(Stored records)
==*==
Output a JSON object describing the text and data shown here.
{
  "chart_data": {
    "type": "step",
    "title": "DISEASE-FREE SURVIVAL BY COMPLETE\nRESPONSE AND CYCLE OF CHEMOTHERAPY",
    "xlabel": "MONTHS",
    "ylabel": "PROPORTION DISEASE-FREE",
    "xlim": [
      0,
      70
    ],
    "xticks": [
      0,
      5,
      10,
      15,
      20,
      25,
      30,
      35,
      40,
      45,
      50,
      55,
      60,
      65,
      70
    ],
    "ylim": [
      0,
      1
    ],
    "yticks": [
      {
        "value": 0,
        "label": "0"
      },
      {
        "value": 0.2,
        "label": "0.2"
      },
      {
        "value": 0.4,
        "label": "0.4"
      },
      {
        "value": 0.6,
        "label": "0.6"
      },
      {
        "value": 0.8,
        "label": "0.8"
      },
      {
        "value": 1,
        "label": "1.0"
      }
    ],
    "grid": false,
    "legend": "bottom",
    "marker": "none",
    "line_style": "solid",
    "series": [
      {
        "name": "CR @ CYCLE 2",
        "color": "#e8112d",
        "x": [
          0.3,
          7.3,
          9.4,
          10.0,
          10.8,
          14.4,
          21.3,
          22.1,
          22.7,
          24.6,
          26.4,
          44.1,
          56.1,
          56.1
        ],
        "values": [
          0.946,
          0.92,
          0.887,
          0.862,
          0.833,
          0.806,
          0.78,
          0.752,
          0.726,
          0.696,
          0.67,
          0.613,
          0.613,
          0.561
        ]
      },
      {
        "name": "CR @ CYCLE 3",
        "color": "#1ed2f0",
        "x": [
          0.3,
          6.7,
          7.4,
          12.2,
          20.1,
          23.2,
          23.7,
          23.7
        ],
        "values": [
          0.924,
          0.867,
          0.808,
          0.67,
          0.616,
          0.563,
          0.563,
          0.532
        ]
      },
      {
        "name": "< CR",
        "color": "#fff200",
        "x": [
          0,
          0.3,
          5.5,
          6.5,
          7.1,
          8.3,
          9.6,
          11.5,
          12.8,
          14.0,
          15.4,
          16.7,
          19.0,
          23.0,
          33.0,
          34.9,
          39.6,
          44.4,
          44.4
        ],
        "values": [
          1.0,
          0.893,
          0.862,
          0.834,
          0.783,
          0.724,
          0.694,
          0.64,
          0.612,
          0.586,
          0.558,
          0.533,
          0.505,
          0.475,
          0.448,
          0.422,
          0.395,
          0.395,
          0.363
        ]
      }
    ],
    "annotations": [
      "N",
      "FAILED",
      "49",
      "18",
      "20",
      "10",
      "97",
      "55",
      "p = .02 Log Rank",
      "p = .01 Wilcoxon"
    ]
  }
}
==*==
GIVEN EXERCISE:
Only a number is wanted: how many lines of the material include the word "name".

WRITTEN REPLY:
3